**A block of data**:
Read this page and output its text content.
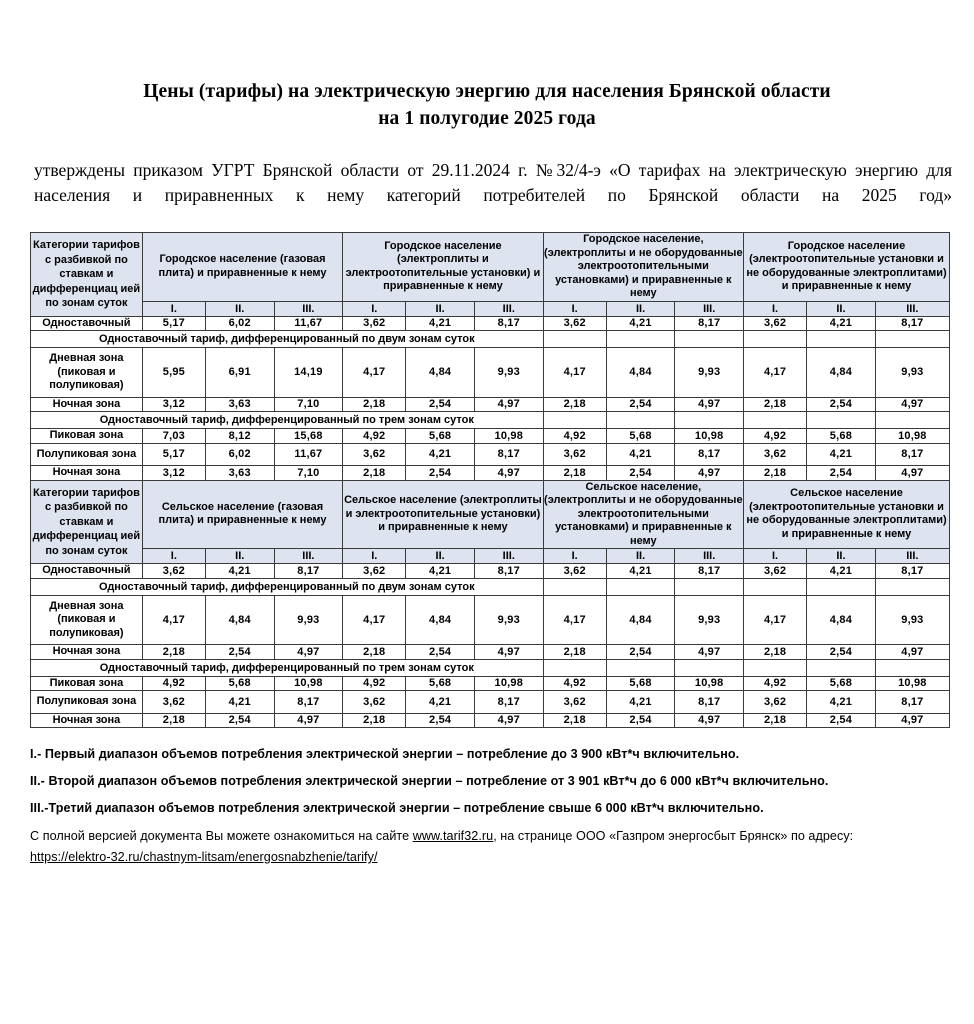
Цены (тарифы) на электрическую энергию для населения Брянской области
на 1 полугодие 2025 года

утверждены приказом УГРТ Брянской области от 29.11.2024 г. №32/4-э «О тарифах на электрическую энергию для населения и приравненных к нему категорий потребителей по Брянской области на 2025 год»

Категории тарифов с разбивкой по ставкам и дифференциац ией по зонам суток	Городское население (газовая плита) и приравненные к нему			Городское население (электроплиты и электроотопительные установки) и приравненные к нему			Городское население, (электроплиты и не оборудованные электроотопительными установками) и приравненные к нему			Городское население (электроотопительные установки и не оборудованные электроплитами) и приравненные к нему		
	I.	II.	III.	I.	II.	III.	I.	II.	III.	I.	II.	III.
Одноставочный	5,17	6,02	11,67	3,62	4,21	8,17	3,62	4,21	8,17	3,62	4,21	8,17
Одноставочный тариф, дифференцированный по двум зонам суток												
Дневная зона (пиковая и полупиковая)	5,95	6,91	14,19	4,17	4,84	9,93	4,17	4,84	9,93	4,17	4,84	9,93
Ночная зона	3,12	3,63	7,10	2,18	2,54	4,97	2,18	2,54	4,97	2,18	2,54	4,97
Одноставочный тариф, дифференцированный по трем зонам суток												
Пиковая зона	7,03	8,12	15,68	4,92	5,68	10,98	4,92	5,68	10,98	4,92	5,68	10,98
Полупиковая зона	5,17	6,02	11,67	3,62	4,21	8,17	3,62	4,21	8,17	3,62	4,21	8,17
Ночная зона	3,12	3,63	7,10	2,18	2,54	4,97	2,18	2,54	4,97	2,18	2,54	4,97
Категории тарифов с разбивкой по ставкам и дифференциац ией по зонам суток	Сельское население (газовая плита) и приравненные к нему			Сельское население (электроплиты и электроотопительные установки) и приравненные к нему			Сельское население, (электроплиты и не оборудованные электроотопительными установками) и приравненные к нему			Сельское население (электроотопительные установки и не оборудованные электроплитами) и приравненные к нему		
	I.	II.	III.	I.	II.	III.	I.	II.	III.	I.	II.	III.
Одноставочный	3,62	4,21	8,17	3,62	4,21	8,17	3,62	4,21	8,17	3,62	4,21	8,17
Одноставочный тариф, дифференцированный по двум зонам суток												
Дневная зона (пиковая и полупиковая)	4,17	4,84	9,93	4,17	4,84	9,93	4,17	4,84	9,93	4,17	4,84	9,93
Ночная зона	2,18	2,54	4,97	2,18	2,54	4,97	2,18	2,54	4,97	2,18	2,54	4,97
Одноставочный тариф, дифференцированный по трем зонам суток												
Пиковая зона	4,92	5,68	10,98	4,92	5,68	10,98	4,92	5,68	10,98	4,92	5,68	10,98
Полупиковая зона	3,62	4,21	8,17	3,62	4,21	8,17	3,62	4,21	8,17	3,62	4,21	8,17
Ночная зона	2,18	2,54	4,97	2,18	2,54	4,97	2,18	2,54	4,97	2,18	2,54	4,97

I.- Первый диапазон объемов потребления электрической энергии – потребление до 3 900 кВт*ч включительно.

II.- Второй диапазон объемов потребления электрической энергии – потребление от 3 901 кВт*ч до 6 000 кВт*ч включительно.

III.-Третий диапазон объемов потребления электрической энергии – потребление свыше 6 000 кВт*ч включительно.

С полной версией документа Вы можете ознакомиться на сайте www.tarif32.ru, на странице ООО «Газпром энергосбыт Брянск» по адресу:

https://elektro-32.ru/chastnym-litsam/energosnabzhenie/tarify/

**Given instruction**: Quote each entry above verbatim and drop the pictures.

**Answer to this task**:
Read this page and output its text content.
Цены (тарифы) на электрическую энергию для населения Брянской области
на 1 полугодие 2025 года

утверждены приказом УГРТ Брянской области от 29.11.2024 г. №32/4-э «О тарифах на электрическую энергию для населения и приравненных к нему категорий потребителей по Брянской области на 2025 год»

Категории тарифов с разбивкой по ставкам и дифференциац ией по зонам суток	Городское население (газовая плита) и приравненные к нему			Городское население (электроплиты и электроотопительные установки) и приравненные к нему			Городское население, (электроплиты и не оборудованные электроотопительными установками) и приравненные к нему			Городское население (электроотопительные установки и не оборудованные электроплитами) и приравненные к нему		
	I.	II.	III.	I.	II.	III.	I.	II.	III.	I.	II.	III.
Одноставочный	5,17	6,02	11,67	3,62	4,21	8,17	3,62	4,21	8,17	3,62	4,21	8,17
Одноставочный тариф, дифференцированный по двум зонам суток												
Дневная зона (пиковая и полупиковая)	5,95	6,91	14,19	4,17	4,84	9,93	4,17	4,84	9,93	4,17	4,84	9,93
Ночная зона	3,12	3,63	7,10	2,18	2,54	4,97	2,18	2,54	4,97	2,18	2,54	4,97
Одноставочный тариф, дифференцированный по трем зонам суток												
Пиковая зона	7,03	8,12	15,68	4,92	5,68	10,98	4,92	5,68	10,98	4,92	5,68	10,98
Полупиковая зона	5,17	6,02	11,67	3,62	4,21	8,17	3,62	4,21	8,17	3,62	4,21	8,17
Ночная зона	3,12	3,63	7,10	2,18	2,54	4,97	2,18	2,54	4,97	2,18	2,54	4,97
Категории тарифов с разбивкой по ставкам и дифференциац ией по зонам суток	Сельское население (газовая плита) и приравненные к нему			Сельское население (электроплиты и электроотопительные установки) и приравненные к нему			Сельское население, (электроплиты и не оборудованные электроотопительными установками) и приравненные к нему			Сельское население (электроотопительные установки и не оборудованные электроплитами) и приравненные к нему		
	I.	II.	III.	I.	II.	III.	I.	II.	III.	I.	II.	III.
Одноставочный	3,62	4,21	8,17	3,62	4,21	8,17	3,62	4,21	8,17	3,62	4,21	8,17
Одноставочный тариф, дифференцированный по двум зонам суток												
Дневная зона (пиковая и полупиковая)	4,17	4,84	9,93	4,17	4,84	9,93	4,17	4,84	9,93	4,17	4,84	9,93
Ночная зона	2,18	2,54	4,97	2,18	2,54	4,97	2,18	2,54	4,97	2,18	2,54	4,97
Одноставочный тариф, дифференцированный по трем зонам суток												
Пиковая зона	4,92	5,68	10,98	4,92	5,68	10,98	4,92	5,68	10,98	4,92	5,68	10,98
Полупиковая зона	3,62	4,21	8,17	3,62	4,21	8,17	3,62	4,21	8,17	3,62	4,21	8,17
Ночная зона	2,18	2,54	4,97	2,18	2,54	4,97	2,18	2,54	4,97	2,18	2,54	4,97

I.- Первый диапазон объемов потребления электрической энергии – потребление до 3 900 кВт*ч включительно.

II.- Второй диапазон объемов потребления электрической энергии – потребление от 3 901 кВт*ч до 6 000 кВт*ч включительно.

III.-Третий диапазон объемов потребления электрической энергии – потребление свыше 6 000 кВт*ч включительно.

С полной версией документа Вы можете ознакомиться на сайте www.tarif32.ru, на странице ООО «Газпром энергосбыт Брянск» по адресу:

https://elektro-32.ru/chastnym-litsam/energosnabzhenie/tarify/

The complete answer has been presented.